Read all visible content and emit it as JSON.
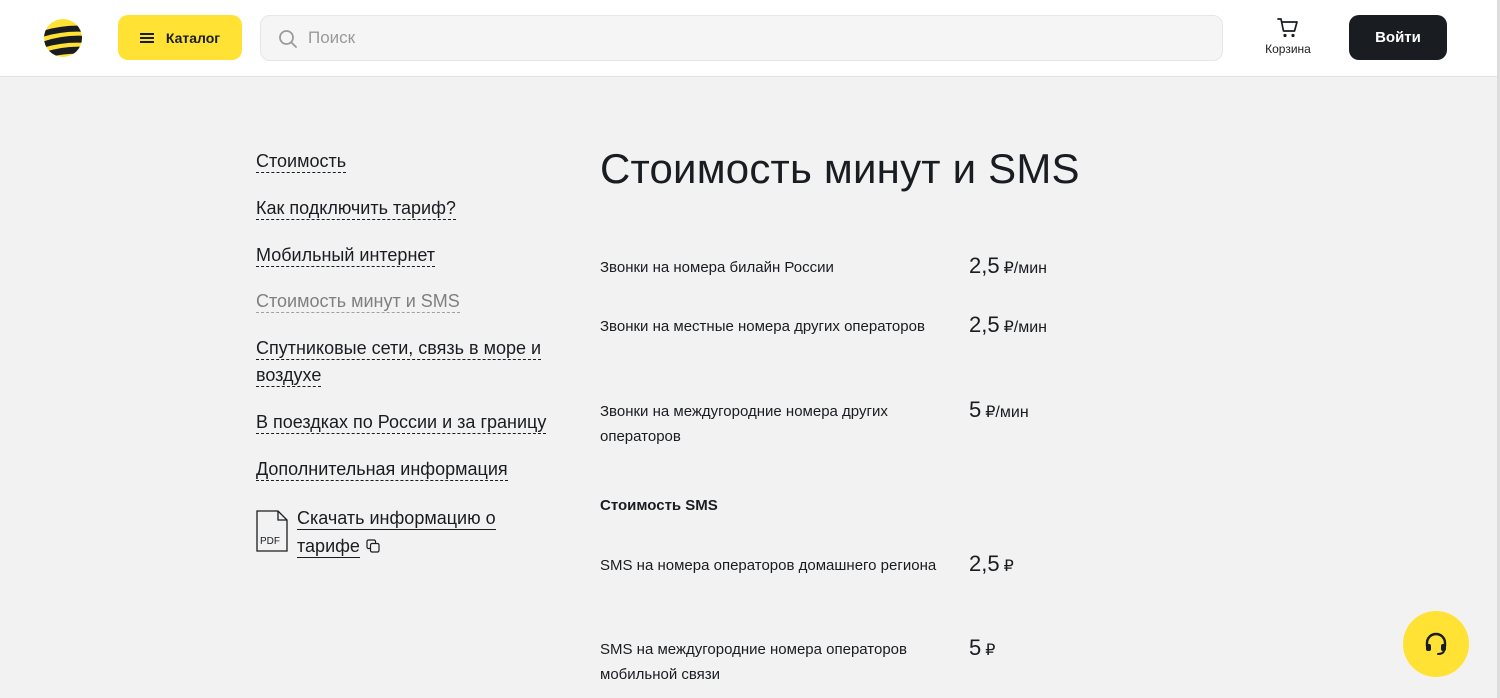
{
  "header": {
    "catalog_label": "Каталог",
    "search_placeholder": "Поиск",
    "cart_label": "Корзина",
    "login_label": "Войти"
  },
  "sidenav": {
    "items": [
      {
        "label": "Стоимость"
      },
      {
        "label": "Как подключить тариф?"
      },
      {
        "label": "Мобильный интернет"
      },
      {
        "label": "Стоимость минут и SMS",
        "active": true
      },
      {
        "label": "Спутниковые сети, связь в море и воздухе"
      },
      {
        "label": "В поездках по России и за границу"
      },
      {
        "label": "Дополнительная информация"
      }
    ],
    "pdf_icon_label": "PDF",
    "download_label": "Скачать информацию о тарифе"
  },
  "main": {
    "title": "Стоимость минут и SMS",
    "calls": [
      {
        "label": "Звонки на номера билайн России",
        "price": "2,5",
        "unit": "₽/мин"
      },
      {
        "label": "Звонки на местные номера других операторов",
        "price": "2,5",
        "unit": "₽/мин"
      },
      {
        "label": "Звонки на междугородние номера других операторов",
        "price": "5",
        "unit": "₽/мин"
      }
    ],
    "sms_heading": "Стоимость SMS",
    "sms": [
      {
        "label": "SMS на номера операторов домашнего региона",
        "price": "2,5",
        "unit": "₽"
      },
      {
        "label": "SMS на междугородние номера операторов мобильной связи",
        "price": "5",
        "unit": "₽"
      }
    ]
  },
  "colors": {
    "brand_yellow": "#ffe234",
    "text_dark": "#191c20",
    "page_bg": "#f2f2f2"
  },
  "icons": {
    "logo": "beeline-logo",
    "catalog": "burger-menu-icon",
    "search": "search-icon",
    "cart": "cart-icon",
    "pdf": "pdf-file-icon",
    "copy": "copy-icon",
    "support": "headset-icon"
  }
}
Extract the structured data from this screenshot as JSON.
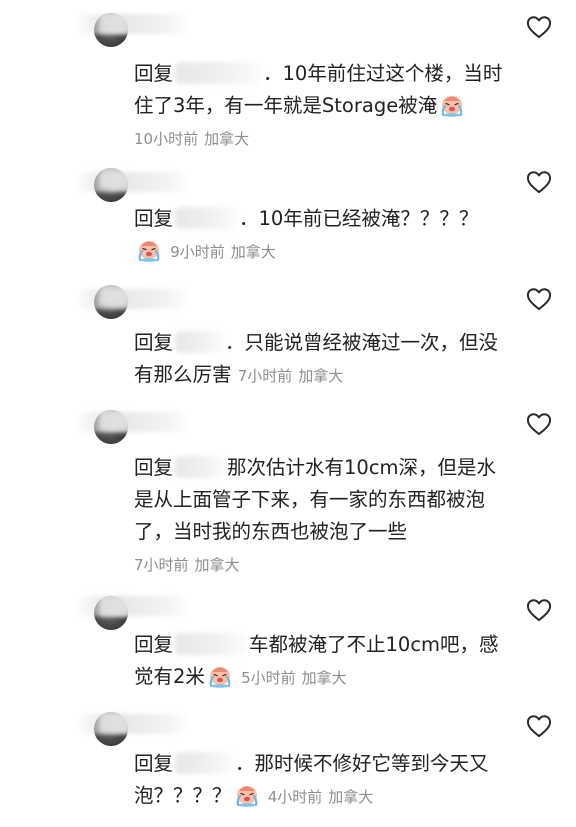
{
  "reply_prefix": "回复",
  "comments": [
    {
      "text_before": "．10年前住过这个楼，当时住了3年，有一年就是Storage被淹",
      "emoji": "crying-face-emoji",
      "time": "10小时前",
      "location": "加拿大"
    },
    {
      "text_before": "．10年前已经被淹？？？？",
      "emoji": "crying-face-emoji",
      "time": "9小时前",
      "location": "加拿大"
    },
    {
      "text_before": "．只能说曾经被淹过一次，但没有那么厉害",
      "time": "7小时前",
      "location": "加拿大"
    },
    {
      "text_before": "那次估计水有10cm深，但是水是从上面管子下来，有一家的东西都被泡了，当时我的东西也被泡了一些",
      "time": "7小时前",
      "location": "加拿大"
    },
    {
      "text_before": "车都被淹了不止10cm吧，感觉有2米",
      "emoji": "crying-face-emoji",
      "time": "5小时前",
      "location": "加拿大"
    },
    {
      "text_before": "．那时候不修好它等到今天又泡？？？？",
      "emoji": "crying-face-emoji",
      "time": "4小时前",
      "location": "加拿大"
    }
  ],
  "colors": {
    "text": "#222222",
    "meta": "#8e8e8e",
    "heart": "#2b2b2b"
  }
}
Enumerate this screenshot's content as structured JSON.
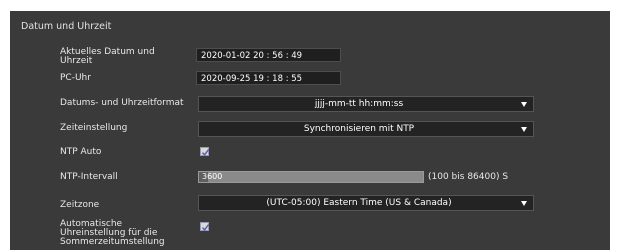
{
  "section": {
    "title": "Datum und Uhrzeit"
  },
  "fields": {
    "current_datetime": {
      "label": "Aktuelles Datum und Uhrzeit",
      "value": "2020-01-02 20 : 56 : 49"
    },
    "pc_clock": {
      "label": "PC-Uhr",
      "value": "2020-09-25 19 : 18 : 55"
    },
    "datetime_format": {
      "label": "Datums- und Uhrzeitformat",
      "selected": "jjjj-mm-tt hh:mm:ss"
    },
    "time_setting": {
      "label": "Zeiteinstellung",
      "selected": "Synchronisieren mit NTP"
    },
    "ntp_auto": {
      "label": "NTP Auto",
      "checked": true
    },
    "ntp_interval": {
      "label": "NTP-Intervall",
      "value": "3600",
      "range_text": "(100 bis 86400) S",
      "min": 100,
      "max": 86400,
      "current": 3600
    },
    "timezone": {
      "label": "Zeitzone",
      "selected": "(UTC-05:00) Eastern Time (US & Canada)"
    },
    "auto_dst": {
      "label": "Automatische Uhreinstellung für die Sommerzeitumstellung",
      "checked": true
    }
  }
}
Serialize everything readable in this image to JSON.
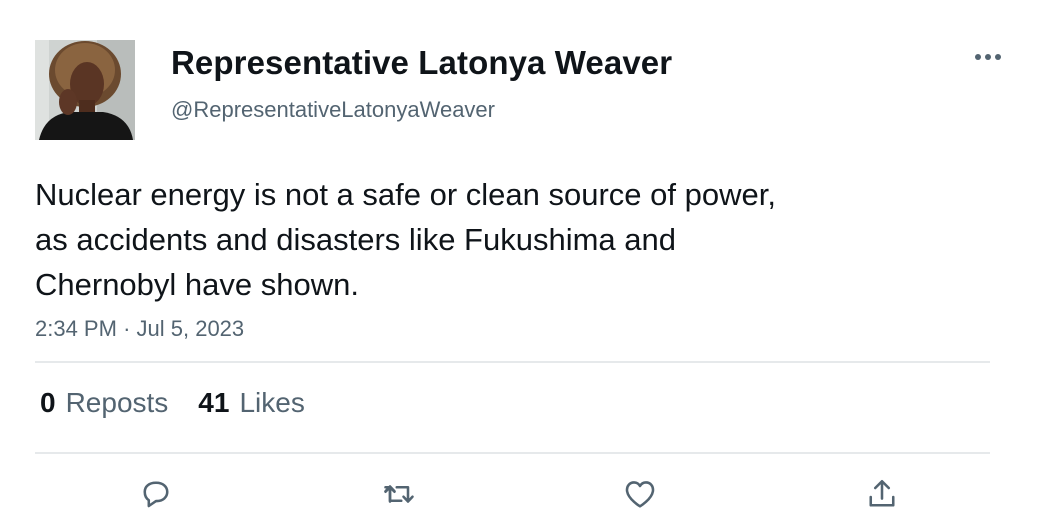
{
  "author": {
    "name": "Representative Latonya Weaver",
    "handle": "@RepresentativeLatonyaWeaver"
  },
  "post": {
    "lines": [
      "Nuclear energy is not a safe or clean source of power,",
      "as accidents and disasters like Fukushima and",
      "Chernobyl have shown."
    ],
    "time": "2:34 PM",
    "separator": "·",
    "date": "Jul 5, 2023"
  },
  "stats": {
    "reposts_count": "0",
    "reposts_label": "Reposts",
    "likes_count": "41",
    "likes_label": "Likes"
  },
  "actions": [
    "reply-icon",
    "repost-icon",
    "like-icon",
    "share-icon"
  ],
  "colors": {
    "text": "#0f1419",
    "secondary": "#536471",
    "divider": "#e6e9eb"
  }
}
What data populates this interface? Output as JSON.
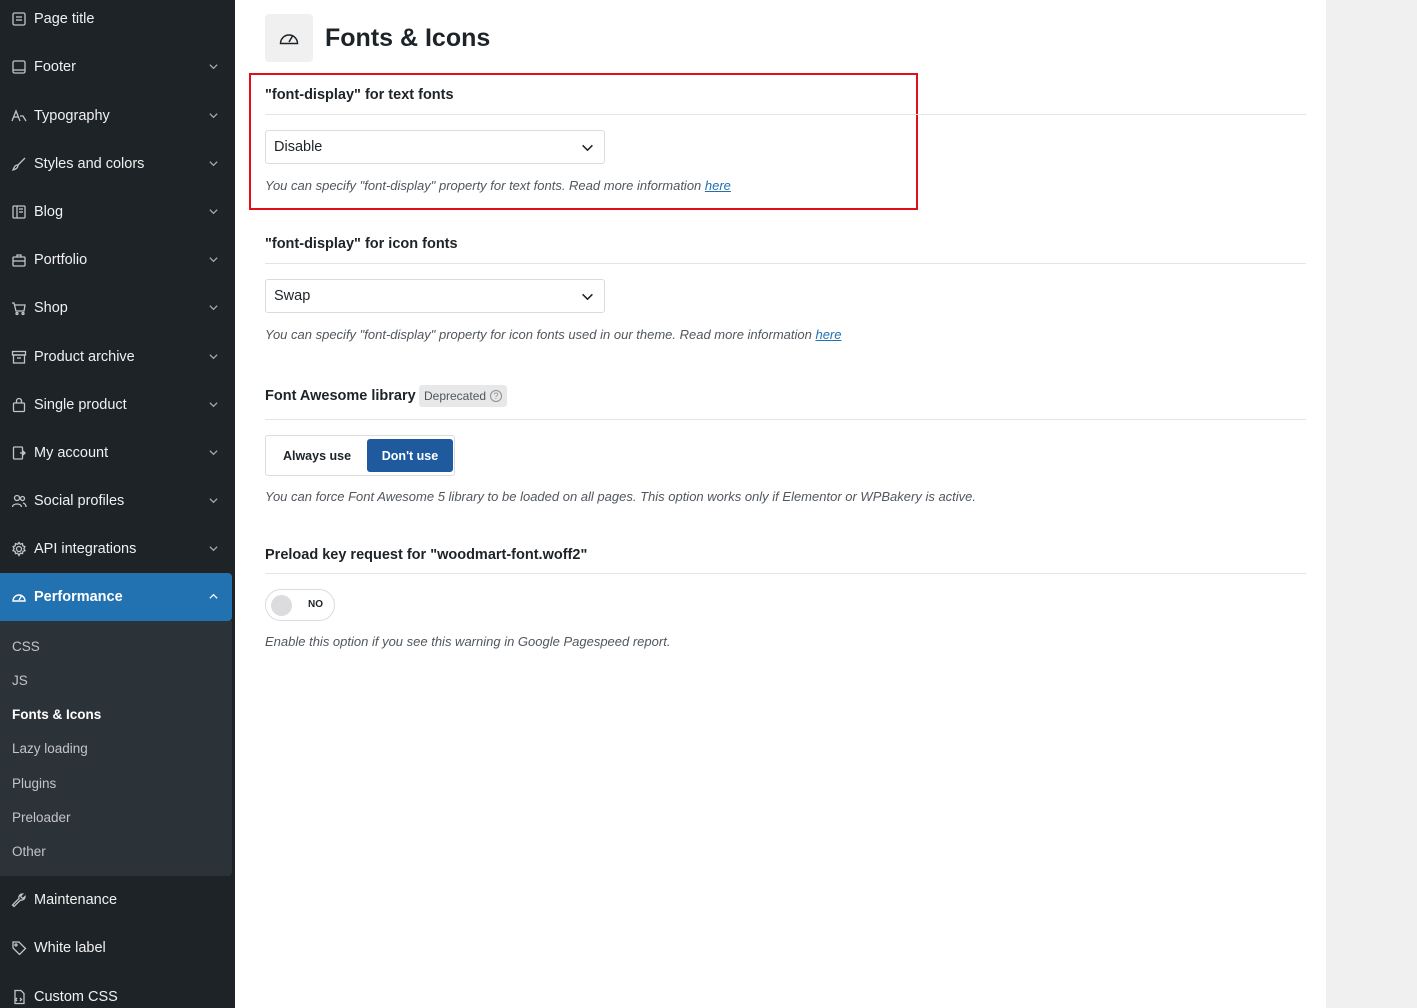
{
  "sidebar": {
    "items": [
      {
        "label": "Page title",
        "icon": "page-icon"
      },
      {
        "label": "Footer",
        "icon": "footer-icon"
      },
      {
        "label": "Typography",
        "icon": "typography-icon"
      },
      {
        "label": "Styles and colors",
        "icon": "brush-icon"
      },
      {
        "label": "Blog",
        "icon": "blog-icon"
      },
      {
        "label": "Portfolio",
        "icon": "briefcase-icon"
      },
      {
        "label": "Shop",
        "icon": "cart-icon"
      },
      {
        "label": "Product archive",
        "icon": "archive-icon"
      },
      {
        "label": "Single product",
        "icon": "bag-icon"
      },
      {
        "label": "My account",
        "icon": "account-icon"
      },
      {
        "label": "Social profiles",
        "icon": "users-icon"
      },
      {
        "label": "API integrations",
        "icon": "gear-icon"
      },
      {
        "label": "Performance",
        "icon": "gauge-icon"
      },
      {
        "label": "Maintenance",
        "icon": "wrench-icon"
      },
      {
        "label": "White label",
        "icon": "tag-icon"
      },
      {
        "label": "Custom CSS",
        "icon": "css-file-icon"
      }
    ],
    "performance_sub": [
      "CSS",
      "JS",
      "Fonts & Icons",
      "Lazy loading",
      "Plugins",
      "Preloader",
      "Other"
    ]
  },
  "page": {
    "title": "Fonts & Icons",
    "icon": "gauge-icon"
  },
  "sections": {
    "text_fonts": {
      "title": "\"font-display\" for text fonts",
      "value": "Disable",
      "desc": "You can specify \"font-display\" property for text fonts. Read more information ",
      "link": "here"
    },
    "icon_fonts": {
      "title": "\"font-display\" for icon fonts",
      "value": "Swap",
      "desc": "You can specify \"font-display\" property for icon fonts used in our theme. Read more information ",
      "link": "here"
    },
    "font_awesome": {
      "title": "Font Awesome library",
      "badge": "Deprecated",
      "badge_help": "?",
      "option_always": "Always use",
      "option_dont": "Don't use",
      "selected": "Don't use",
      "desc": "You can force Font Awesome 5 library to be loaded on all pages. This option works only if Elementor or WPBakery is active."
    },
    "preload": {
      "title": "Preload key request for \"woodmart-font.woff2\"",
      "toggle": "NO",
      "desc": "Enable this option if you see this warning in Google Pagespeed report."
    }
  },
  "colors": {
    "sidebar_bg": "#1d2327",
    "active_blue": "#2271b1",
    "button_selected": "#1f5a9e",
    "highlight_red": "#e00d1b"
  }
}
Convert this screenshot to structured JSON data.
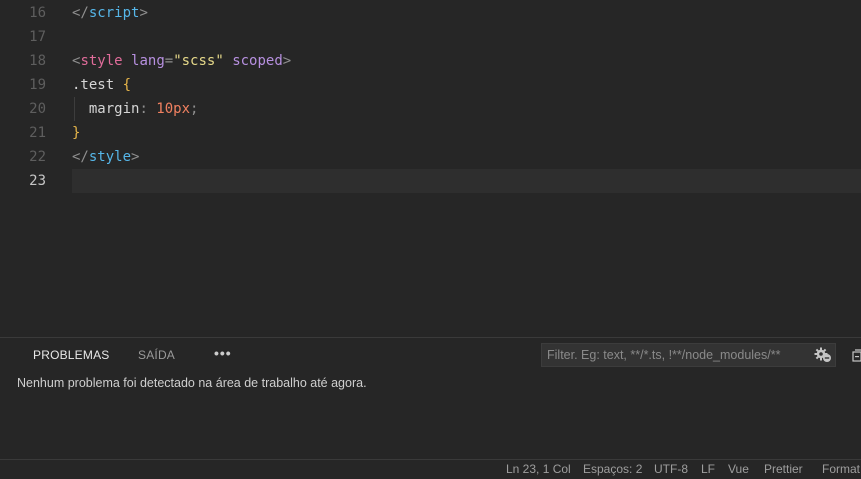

┄┄┄┄┄┄┄┄┄┄

= Exercise description =
Omit the pictures. Output every record above word for word.

= Response =
Read all visible content and emit it as JSON.
{
  "header": {
    "catalog_label": "Каталог",
    "search_placeholder": "Поиск",
    "cart_label": "Корзина",
    "login_label": "Войти"
  },
  "sidenav": {
    "items": [
      {
        "label": "Стоимость"
      },
      {
        "label": "Как подключить тариф?"
      },
      {
        "label": "Мобильный интернет"
      },
      {
        "label": "Стоимость минут и SMS",
        "active": true
      },
      {
        "label": "Спутниковые сети, связь в море и воздухе"
      },
      {
        "label": "В поездках по России и за границу"
      },
      {
        "label": "Дополнительная информация"
      }
    ],
    "pdf_icon_label": "PDF",
    "download_label": "Скачать информацию о тарифе"
  },
  "main": {
    "title": "Стоимость минут и SMS",
    "calls": [
      {
        "label": "Звонки на номера билайн России",
        "price": "2,5",
        "unit": "₽/мин"
      },
      {
        "label": "Звонки на местные номера других операторов",
        "price": "2,5",
        "unit": "₽/мин"
      },
      {
        "label": "Звонки на междугородние номера других операторов",
        "price": "5",
        "unit": "₽/мин"
      }
    ],
    "sms_heading": "Стоимость SMS",
    "sms": [
      {
        "label": "SMS на номера операторов домашнего региона",
        "price": "2,5",
        "unit": "₽"
      },
      {
        "label": "SMS на междугородние номера операторов мобильной связи",
        "price": "5",
        "unit": "₽"
      }
    ]
  },
  "colors": {
    "brand_yellow": "#ffe234",
    "text_dark": "#191c20",
    "page_bg": "#f2f2f2"
  },
  "icons": {
    "logo": "beeline-logo",
    "catalog": "burger-menu-icon",
    "search": "search-icon",
    "cart": "cart-icon",
    "pdf": "pdf-file-icon",
    "copy": "copy-icon",
    "support": "headset-icon"
  }
}
Extract the structured data from this screenshot as JSON.
{
  "reply_prefix": "回复",
  "comments": [
    {
      "text_before": "．10年前住过这个楼，当时住了3年，有一年就是Storage被淹",
      "emoji": "crying-face-emoji",
      "time": "10小时前",
      "location": "加拿大"
    },
    {
      "text_before": "．10年前已经被淹？？？？",
      "emoji": "crying-face-emoji",
      "time": "9小时前",
      "location": "加拿大"
    },
    {
      "text_before": "．只能说曾经被淹过一次，但没有那么厉害",
      "time": "7小时前",
      "location": "加拿大"
    },
    {
      "text_before": "那次估计水有10cm深，但是水是从上面管子下来，有一家的东西都被泡了，当时我的东西也被泡了一些",
      "time": "7小时前",
      "location": "加拿大"
    },
    {
      "text_before": "车都被淹了不止10cm吧，感觉有2米",
      "emoji": "crying-face-emoji",
      "time": "5小时前",
      "location": "加拿大"
    },
    {
      "text_before": "．那时候不修好它等到今天又泡？？？？",
      "emoji": "crying-face-emoji",
      "time": "4小时前",
      "location": "加拿大"
    }
  ],
  "colors": {
    "text": "#222222",
    "meta": "#8e8e8e",
    "heart": "#2b2b2b"
  }
}
Enumerate this screenshot's content as structured JSON.
{
  "section": {
    "title": "Datum und Uhrzeit"
  },
  "fields": {
    "current_datetime": {
      "label": "Aktuelles Datum und Uhrzeit",
      "value": "2020-01-02 20 : 56 : 49"
    },
    "pc_clock": {
      "label": "PC-Uhr",
      "value": "2020-09-25 19 : 18 : 55"
    },
    "datetime_format": {
      "label": "Datums- und Uhrzeitformat",
      "selected": "jjjj-mm-tt hh:mm:ss"
    },
    "time_setting": {
      "label": "Zeiteinstellung",
      "selected": "Synchronisieren mit NTP"
    },
    "ntp_auto": {
      "label": "NTP Auto",
      "checked": true
    },
    "ntp_interval": {
      "label": "NTP-Intervall",
      "value": "3600",
      "range_text": "(100 bis 86400) S",
      "min": 100,
      "max": 86400,
      "current": 3600
    },
    "timezone": {
      "label": "Zeitzone",
      "selected": "(UTC-05:00) Eastern Time (US & Canada)"
    },
    "auto_dst": {
      "label": "Automatische Uhreinstellung für die Sommerzeitumstellung",
      "checked": true
    }
  }
}
Serialize everything readable in this image to JSON.
{
  "author": {
    "name": "Representative Latonya Weaver",
    "handle": "@RepresentativeLatonyaWeaver"
  },
  "post": {
    "lines": [
      "Nuclear energy is not a safe or clean source of power,",
      "as accidents and disasters like Fukushima and",
      "Chernobyl have shown."
    ],
    "time": "2:34 PM",
    "separator": "·",
    "date": "Jul 5, 2023"
  },
  "stats": {
    "reposts_count": "0",
    "reposts_label": "Reposts",
    "likes_count": "41",
    "likes_label": "Likes"
  },
  "actions": [
    "reply-icon",
    "repost-icon",
    "like-icon",
    "share-icon"
  ],
  "colors": {
    "text": "#0f1419",
    "secondary": "#536471",
    "divider": "#e6e9eb"
  }
}
What data populates this interface? Output as JSON.
{
  "sidebar": {
    "items": [
      {
        "label": "Page title",
        "icon": "page-icon"
      },
      {
        "label": "Footer",
        "icon": "footer-icon"
      },
      {
        "label": "Typography",
        "icon": "typography-icon"
      },
      {
        "label": "Styles and colors",
        "icon": "brush-icon"
      },
      {
        "label": "Blog",
        "icon": "blog-icon"
      },
      {
        "label": "Portfolio",
        "icon": "briefcase-icon"
      },
      {
        "label": "Shop",
        "icon": "cart-icon"
      },
      {
        "label": "Product archive",
        "icon": "archive-icon"
      },
      {
        "label": "Single product",
        "icon": "bag-icon"
      },
      {
        "label": "My account",
        "icon": "account-icon"
      },
      {
        "label": "Social profiles",
        "icon": "users-icon"
      },
      {
        "label": "API integrations",
        "icon": "gear-icon"
      },
      {
        "label": "Performance",
        "icon": "gauge-icon"
      },
      {
        "label": "Maintenance",
        "icon": "wrench-icon"
      },
      {
        "label": "White label",
        "icon": "tag-icon"
      },
      {
        "label": "Custom CSS",
        "icon": "css-file-icon"
      }
    ],
    "performance_sub": [
      "CSS",
      "JS",
      "Fonts & Icons",
      "Lazy loading",
      "Plugins",
      "Preloader",
      "Other"
    ]
  },
  "page": {
    "title": "Fonts & Icons",
    "icon": "gauge-icon"
  },
  "sections": {
    "text_fonts": {
      "title": "\"font-display\" for text fonts",
      "value": "Disable",
      "desc": "You can specify \"font-display\" property for text fonts. Read more information ",
      "link": "here"
    },
    "icon_fonts": {
      "title": "\"font-display\" for icon fonts",
      "value": "Swap",
      "desc": "You can specify \"font-display\" property for icon fonts used in our theme. Read more information ",
      "link": "here"
    },
    "font_awesome": {
      "title": "Font Awesome library",
      "badge": "Deprecated",
      "badge_help": "?",
      "option_always": "Always use",
      "option_dont": "Don't use",
      "selected": "Don't use",
      "desc": "You can force Font Awesome 5 library to be loaded on all pages. This option works only if Elementor or WPBakery is active."
    },
    "preload": {
      "title": "Preload key request for \"woodmart-font.woff2\"",
      "toggle": "NO",
      "desc": "Enable this option if you see this warning in Google Pagespeed report."
    }
  },
  "colors": {
    "sidebar_bg": "#1d2327",
    "active_blue": "#2271b1",
    "button_selected": "#1f5a9e",
    "highlight_red": "#e00d1b"
  }
}
Convert this screenshot to structured JSON data.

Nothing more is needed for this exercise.